* _TASK TO COMPLETE_: Retype the material below. Keep every word exactly as it is.

* _RECORDS TO PROCESS_:
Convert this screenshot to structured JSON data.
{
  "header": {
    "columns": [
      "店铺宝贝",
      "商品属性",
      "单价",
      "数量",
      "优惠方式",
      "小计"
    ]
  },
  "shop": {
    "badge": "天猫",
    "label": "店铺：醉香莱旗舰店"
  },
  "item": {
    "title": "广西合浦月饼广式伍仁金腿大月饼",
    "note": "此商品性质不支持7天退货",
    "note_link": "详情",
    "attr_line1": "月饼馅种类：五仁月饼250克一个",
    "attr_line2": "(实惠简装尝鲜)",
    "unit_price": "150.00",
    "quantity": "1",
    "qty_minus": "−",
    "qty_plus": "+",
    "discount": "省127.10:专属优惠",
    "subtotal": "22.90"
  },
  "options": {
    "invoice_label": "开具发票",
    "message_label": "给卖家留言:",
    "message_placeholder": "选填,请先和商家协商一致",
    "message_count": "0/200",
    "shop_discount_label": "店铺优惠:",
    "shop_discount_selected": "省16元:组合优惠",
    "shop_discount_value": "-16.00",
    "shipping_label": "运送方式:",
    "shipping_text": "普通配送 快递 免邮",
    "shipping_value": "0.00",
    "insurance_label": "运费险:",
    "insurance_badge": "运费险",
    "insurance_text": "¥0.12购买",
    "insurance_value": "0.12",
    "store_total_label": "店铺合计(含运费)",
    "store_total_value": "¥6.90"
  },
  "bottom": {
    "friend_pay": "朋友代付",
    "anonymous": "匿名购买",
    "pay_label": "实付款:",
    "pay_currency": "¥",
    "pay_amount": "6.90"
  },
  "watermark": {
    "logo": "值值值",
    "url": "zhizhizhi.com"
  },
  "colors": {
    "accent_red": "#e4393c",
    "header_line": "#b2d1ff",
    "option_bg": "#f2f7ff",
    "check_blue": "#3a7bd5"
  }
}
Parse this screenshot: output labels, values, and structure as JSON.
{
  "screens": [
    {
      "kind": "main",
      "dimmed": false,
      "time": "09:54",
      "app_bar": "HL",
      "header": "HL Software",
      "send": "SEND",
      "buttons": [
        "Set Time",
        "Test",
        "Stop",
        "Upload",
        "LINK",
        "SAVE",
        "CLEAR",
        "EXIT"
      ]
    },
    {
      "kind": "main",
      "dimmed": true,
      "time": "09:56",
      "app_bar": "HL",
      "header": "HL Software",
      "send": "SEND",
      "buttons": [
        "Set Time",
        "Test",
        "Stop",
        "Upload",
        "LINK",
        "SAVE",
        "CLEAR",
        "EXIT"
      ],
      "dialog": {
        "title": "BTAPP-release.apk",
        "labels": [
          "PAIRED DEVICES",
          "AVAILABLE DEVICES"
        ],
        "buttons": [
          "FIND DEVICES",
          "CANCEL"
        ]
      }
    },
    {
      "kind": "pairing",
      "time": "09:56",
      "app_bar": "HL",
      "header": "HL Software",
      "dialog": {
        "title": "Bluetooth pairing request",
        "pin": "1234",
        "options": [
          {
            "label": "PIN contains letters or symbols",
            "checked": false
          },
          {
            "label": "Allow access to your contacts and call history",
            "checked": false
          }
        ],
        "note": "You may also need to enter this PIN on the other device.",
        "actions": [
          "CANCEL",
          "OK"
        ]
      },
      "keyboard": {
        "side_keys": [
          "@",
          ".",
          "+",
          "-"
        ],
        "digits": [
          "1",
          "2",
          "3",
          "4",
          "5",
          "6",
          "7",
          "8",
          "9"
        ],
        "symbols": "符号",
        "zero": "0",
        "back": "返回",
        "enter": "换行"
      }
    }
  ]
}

* _OUTPUT BELOW_:
Convert this screenshot to structured JSON data.
{
  "header": {
    "columns": [
      "店铺宝贝",
      "商品属性",
      "单价",
      "数量",
      "优惠方式",
      "小计"
    ]
  },
  "shop": {
    "badge": "天猫",
    "label": "店铺：醉香莱旗舰店"
  },
  "item": {
    "title": "广西合浦月饼广式伍仁金腿大月饼",
    "note": "此商品性质不支持7天退货",
    "note_link": "详情",
    "attr_line1": "月饼馅种类：五仁月饼250克一个",
    "attr_line2": "(实惠简装尝鲜)",
    "unit_price": "150.00",
    "quantity": "1",
    "qty_minus": "−",
    "qty_plus": "+",
    "discount": "省127.10:专属优惠",
    "subtotal": "22.90"
  },
  "options": {
    "invoice_label": "开具发票",
    "message_label": "给卖家留言:",
    "message_placeholder": "选填,请先和商家协商一致",
    "message_count": "0/200",
    "shop_discount_label": "店铺优惠:",
    "shop_discount_selected": "省16元:组合优惠",
    "shop_discount_value": "-16.00",
    "shipping_label": "运送方式:",
    "shipping_text": "普通配送 快递 免邮",
    "shipping_value": "0.00",
    "insurance_label": "运费险:",
    "insurance_badge": "运费险",
    "insurance_text": "¥0.12购买",
    "insurance_value": "0.12",
    "store_total_label": "店铺合计(含运费)",
    "store_total_value": "¥6.90"
  },
  "bottom": {
    "friend_pay": "朋友代付",
    "anonymous": "匿名购买",
    "pay_label": "实付款:",
    "pay_currency": "¥",
    "pay_amount": "6.90"
  },
  "watermark": {
    "logo": "值值值",
    "url": "zhizhizhi.com"
  },
  "colors": {
    "accent_red": "#e4393c",
    "header_line": "#b2d1ff",
    "option_bg": "#f2f7ff",
    "check_blue": "#3a7bd5"
  }
}
Parse this screenshot: output labels, values, and structure as JSON.
{
  "screens": [
    {
      "kind": "main",
      "dimmed": false,
      "time": "09:54",
      "app_bar": "HL",
      "header": "HL Software",
      "send": "SEND",
      "buttons": [
        "Set Time",
        "Test",
        "Stop",
        "Upload",
        "LINK",
        "SAVE",
        "CLEAR",
        "EXIT"
      ]
    },
    {
      "kind": "main",
      "dimmed": true,
      "time": "09:56",
      "app_bar": "HL",
      "header": "HL Software",
      "send": "SEND",
      "buttons": [
        "Set Time",
        "Test",
        "Stop",
        "Upload",
        "LINK",
        "SAVE",
        "CLEAR",
        "EXIT"
      ],
      "dialog": {
        "title": "BTAPP-release.apk",
        "labels": [
          "PAIRED DEVICES",
          "AVAILABLE DEVICES"
        ],
        "buttons": [
          "FIND DEVICES",
          "CANCEL"
        ]
      }
    },
    {
      "kind": "pairing",
      "time": "09:56",
      "app_bar": "HL",
      "header": "HL Software",
      "dialog": {
        "title": "Bluetooth pairing request",
        "pin": "1234",
        "options": [
          {
            "label": "PIN contains letters or symbols",
            "checked": false
          },
          {
            "label": "Allow access to your contacts and call history",
            "checked": false
          }
        ],
        "note": "You may also need to enter this PIN on the other device.",
        "actions": [
          "CANCEL",
          "OK"
        ]
      },
      "keyboard": {
        "side_keys": [
          "@",
          ".",
          "+",
          "-"
        ],
        "digits": [
          "1",
          "2",
          "3",
          "4",
          "5",
          "6",
          "7",
          "8",
          "9"
        ],
        "symbols": "符号",
        "zero": "0",
        "back": "返回",
        "enter": "换行"
      }
    }
  ]
}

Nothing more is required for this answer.